_WRITTEN EXERCISE_
Each line that contains the word "Output" counts once; give the total for the records below and nothing else.
#####
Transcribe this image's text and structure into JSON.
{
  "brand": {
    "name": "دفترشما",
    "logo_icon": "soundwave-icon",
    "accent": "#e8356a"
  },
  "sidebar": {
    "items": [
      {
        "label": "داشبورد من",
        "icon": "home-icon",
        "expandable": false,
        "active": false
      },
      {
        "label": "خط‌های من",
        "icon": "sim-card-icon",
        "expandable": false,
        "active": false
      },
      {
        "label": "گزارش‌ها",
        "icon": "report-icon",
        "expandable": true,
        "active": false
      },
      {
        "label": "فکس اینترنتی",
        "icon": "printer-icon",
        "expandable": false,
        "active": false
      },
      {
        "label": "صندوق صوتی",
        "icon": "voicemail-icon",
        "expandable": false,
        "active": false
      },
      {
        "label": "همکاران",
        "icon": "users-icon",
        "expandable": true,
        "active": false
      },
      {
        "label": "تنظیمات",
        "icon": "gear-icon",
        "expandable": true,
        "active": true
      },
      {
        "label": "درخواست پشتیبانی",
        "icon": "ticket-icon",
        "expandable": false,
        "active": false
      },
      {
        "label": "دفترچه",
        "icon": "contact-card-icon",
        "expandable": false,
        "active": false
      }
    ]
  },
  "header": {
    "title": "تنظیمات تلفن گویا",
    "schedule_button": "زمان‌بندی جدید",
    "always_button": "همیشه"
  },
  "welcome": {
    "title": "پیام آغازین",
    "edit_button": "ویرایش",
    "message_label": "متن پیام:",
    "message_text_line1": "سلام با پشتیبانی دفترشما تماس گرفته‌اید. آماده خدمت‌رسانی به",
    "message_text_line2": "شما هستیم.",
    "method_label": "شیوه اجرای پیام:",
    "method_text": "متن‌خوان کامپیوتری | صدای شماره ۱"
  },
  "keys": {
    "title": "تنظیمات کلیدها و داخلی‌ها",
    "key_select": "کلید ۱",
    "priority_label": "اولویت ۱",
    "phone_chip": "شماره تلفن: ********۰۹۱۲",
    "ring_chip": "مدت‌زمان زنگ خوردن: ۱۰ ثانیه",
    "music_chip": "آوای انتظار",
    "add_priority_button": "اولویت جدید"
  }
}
#####
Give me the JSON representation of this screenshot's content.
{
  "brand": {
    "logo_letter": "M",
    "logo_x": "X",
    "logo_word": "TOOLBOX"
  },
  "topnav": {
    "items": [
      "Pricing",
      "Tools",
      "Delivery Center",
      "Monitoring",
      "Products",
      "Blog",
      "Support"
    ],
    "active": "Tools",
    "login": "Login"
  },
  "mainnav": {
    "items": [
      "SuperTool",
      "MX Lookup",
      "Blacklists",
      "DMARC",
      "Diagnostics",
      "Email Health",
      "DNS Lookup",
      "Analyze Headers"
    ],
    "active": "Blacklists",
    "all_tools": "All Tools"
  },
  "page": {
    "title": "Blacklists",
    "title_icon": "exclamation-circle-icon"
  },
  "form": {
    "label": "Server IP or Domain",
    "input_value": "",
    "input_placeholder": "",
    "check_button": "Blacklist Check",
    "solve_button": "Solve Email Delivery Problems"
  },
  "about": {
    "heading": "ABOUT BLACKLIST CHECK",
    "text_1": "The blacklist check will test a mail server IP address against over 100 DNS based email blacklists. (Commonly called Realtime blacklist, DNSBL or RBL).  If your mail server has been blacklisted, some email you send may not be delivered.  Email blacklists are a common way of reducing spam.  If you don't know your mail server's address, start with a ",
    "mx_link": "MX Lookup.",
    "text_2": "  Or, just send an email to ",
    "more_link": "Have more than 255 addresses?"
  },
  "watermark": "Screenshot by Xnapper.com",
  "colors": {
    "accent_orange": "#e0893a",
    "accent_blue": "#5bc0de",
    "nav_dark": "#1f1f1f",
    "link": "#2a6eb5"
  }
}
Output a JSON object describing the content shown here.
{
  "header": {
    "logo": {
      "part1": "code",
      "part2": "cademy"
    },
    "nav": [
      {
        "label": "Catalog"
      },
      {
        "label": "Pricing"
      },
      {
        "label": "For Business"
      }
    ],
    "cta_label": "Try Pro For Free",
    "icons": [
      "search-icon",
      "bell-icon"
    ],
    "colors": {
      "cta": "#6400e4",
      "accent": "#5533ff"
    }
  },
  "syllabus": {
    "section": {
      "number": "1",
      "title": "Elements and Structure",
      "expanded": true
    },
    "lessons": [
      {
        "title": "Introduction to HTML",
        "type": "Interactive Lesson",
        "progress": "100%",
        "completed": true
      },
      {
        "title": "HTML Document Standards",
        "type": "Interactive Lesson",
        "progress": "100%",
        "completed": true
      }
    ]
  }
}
#####
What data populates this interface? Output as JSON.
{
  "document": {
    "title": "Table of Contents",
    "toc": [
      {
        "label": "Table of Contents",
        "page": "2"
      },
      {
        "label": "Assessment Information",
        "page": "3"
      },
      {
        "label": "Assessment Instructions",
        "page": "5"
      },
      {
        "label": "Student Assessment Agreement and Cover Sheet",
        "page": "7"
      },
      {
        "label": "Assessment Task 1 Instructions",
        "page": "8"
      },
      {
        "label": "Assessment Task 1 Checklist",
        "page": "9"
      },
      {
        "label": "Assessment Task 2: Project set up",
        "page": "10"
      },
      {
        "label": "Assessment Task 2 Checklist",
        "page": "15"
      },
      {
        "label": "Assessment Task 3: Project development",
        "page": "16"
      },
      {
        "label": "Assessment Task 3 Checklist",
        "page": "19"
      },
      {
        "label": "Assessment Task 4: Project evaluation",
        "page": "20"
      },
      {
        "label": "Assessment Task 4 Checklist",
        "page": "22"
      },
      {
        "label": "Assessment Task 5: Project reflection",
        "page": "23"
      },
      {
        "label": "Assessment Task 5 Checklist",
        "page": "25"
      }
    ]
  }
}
#####
_TASK RESULT_
2